[start DATA FOR PROCESSING]
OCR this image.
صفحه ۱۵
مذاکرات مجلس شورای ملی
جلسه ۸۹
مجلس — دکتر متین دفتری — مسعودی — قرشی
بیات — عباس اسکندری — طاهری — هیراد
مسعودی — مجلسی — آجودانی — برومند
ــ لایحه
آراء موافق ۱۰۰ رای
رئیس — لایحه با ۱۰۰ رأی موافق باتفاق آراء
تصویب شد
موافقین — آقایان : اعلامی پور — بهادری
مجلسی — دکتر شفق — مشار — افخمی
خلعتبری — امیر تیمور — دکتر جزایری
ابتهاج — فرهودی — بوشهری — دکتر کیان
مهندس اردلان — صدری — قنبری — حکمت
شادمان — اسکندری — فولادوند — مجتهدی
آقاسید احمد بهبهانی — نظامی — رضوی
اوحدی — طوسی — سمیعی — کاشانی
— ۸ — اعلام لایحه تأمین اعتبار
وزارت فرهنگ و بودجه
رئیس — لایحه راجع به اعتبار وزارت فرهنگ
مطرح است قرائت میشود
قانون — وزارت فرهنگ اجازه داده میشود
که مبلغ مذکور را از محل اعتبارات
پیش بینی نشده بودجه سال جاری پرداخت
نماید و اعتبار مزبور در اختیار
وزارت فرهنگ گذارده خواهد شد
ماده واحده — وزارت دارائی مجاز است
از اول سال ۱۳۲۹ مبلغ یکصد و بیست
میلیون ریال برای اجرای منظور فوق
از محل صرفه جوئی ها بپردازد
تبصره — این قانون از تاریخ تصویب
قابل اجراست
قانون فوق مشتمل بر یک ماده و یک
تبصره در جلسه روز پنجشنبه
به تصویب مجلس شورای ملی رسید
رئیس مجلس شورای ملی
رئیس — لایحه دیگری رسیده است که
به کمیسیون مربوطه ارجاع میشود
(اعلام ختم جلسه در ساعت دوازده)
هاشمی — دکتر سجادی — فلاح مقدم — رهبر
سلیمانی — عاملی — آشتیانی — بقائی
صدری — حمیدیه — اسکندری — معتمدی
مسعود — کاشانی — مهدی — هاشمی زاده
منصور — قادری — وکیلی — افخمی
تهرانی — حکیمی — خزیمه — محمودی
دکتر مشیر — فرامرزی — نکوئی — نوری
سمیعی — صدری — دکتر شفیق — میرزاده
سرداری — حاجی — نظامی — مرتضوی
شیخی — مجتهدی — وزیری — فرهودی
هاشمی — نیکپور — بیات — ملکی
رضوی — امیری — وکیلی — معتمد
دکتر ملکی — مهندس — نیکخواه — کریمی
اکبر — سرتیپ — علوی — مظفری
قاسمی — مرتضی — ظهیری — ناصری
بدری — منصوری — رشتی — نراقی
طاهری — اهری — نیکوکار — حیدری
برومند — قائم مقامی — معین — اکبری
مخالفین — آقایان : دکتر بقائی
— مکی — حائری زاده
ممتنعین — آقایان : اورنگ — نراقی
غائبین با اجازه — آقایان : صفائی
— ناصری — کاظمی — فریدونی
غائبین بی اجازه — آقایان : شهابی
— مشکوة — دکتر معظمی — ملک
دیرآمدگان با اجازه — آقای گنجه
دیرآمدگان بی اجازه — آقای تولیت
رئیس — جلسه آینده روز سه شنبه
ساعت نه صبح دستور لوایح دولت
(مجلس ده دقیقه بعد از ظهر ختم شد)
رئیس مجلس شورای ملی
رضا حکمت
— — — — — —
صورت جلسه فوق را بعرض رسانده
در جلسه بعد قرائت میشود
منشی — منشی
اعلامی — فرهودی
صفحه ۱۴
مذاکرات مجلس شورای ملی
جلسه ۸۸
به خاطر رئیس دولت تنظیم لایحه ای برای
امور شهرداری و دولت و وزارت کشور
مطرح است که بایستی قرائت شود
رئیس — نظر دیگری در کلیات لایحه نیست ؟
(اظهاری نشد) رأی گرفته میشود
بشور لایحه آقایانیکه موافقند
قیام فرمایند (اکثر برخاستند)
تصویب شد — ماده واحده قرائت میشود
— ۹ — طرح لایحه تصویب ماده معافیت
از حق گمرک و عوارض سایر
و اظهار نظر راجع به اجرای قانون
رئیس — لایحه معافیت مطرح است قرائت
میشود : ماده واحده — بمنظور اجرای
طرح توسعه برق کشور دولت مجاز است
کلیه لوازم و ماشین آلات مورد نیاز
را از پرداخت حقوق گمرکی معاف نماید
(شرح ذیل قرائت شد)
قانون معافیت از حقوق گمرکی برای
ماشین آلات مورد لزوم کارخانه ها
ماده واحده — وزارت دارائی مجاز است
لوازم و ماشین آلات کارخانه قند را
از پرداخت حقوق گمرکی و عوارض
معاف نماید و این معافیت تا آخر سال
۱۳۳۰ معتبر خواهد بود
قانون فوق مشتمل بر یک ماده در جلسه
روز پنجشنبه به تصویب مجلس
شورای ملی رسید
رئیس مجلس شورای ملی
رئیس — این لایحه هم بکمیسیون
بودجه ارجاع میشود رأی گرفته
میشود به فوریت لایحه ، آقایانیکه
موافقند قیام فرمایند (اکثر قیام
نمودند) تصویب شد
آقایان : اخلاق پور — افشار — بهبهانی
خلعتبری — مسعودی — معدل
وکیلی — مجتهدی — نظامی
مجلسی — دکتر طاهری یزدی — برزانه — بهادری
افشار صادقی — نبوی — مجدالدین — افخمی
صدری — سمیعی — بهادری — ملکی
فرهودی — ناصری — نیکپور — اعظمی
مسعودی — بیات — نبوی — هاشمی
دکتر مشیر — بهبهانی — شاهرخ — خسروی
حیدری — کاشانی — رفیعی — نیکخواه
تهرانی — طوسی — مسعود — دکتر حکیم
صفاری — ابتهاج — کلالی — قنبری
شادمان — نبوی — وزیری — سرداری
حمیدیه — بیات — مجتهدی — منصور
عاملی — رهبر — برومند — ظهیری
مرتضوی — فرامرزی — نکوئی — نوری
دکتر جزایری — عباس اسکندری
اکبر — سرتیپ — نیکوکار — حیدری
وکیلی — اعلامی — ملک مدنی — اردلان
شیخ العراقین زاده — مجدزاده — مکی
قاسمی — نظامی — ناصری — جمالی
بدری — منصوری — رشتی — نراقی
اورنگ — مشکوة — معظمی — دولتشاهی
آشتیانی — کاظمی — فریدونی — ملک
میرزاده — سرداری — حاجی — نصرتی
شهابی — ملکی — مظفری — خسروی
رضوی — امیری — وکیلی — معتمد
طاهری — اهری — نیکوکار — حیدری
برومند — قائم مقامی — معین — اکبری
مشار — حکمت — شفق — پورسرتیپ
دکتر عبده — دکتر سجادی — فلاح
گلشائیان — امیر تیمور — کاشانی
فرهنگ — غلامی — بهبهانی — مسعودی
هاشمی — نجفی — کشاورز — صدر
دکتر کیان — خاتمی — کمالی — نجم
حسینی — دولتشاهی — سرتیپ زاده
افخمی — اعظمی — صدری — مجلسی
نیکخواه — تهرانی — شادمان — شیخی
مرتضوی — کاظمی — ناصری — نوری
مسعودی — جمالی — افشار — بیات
[end DATA FOR PROCESSING]
— WHAT YOU HAVE TO DO —
Tally the lines of the data that contain the string "تبصره" and report the total alone.

— THE RESPONSE —
2